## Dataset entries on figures

========

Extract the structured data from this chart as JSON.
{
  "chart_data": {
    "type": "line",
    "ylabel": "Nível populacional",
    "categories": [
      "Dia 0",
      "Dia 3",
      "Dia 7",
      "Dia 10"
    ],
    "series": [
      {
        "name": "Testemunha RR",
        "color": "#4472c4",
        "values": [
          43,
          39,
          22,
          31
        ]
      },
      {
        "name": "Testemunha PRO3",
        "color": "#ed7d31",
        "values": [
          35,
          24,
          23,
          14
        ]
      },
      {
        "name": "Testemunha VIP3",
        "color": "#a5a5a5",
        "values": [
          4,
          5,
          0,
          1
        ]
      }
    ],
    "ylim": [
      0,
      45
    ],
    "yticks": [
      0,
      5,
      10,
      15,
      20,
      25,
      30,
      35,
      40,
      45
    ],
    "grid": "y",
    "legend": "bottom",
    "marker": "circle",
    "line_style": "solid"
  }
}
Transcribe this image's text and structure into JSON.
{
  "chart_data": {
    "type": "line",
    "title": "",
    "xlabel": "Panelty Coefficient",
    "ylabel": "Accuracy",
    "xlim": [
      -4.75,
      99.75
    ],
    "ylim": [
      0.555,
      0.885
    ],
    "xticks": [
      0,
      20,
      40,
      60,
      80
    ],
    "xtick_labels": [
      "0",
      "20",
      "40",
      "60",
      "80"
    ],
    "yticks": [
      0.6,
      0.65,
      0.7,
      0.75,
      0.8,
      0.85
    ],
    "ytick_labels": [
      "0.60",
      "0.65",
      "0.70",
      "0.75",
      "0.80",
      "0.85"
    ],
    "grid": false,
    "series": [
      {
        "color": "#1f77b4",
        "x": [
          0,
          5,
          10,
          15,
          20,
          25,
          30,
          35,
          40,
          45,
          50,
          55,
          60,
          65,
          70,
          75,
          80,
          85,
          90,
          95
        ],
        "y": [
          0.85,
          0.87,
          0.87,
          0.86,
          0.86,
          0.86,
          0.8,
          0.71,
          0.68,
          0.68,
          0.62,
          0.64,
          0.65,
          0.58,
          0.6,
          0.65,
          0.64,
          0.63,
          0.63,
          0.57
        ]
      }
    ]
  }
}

========

## Exercise requirements
Show every line from the entries above in which "JSON" appears.

## Written response
Extract the structured data from this chart as JSON.
Transcribe this image's text and structure into JSON.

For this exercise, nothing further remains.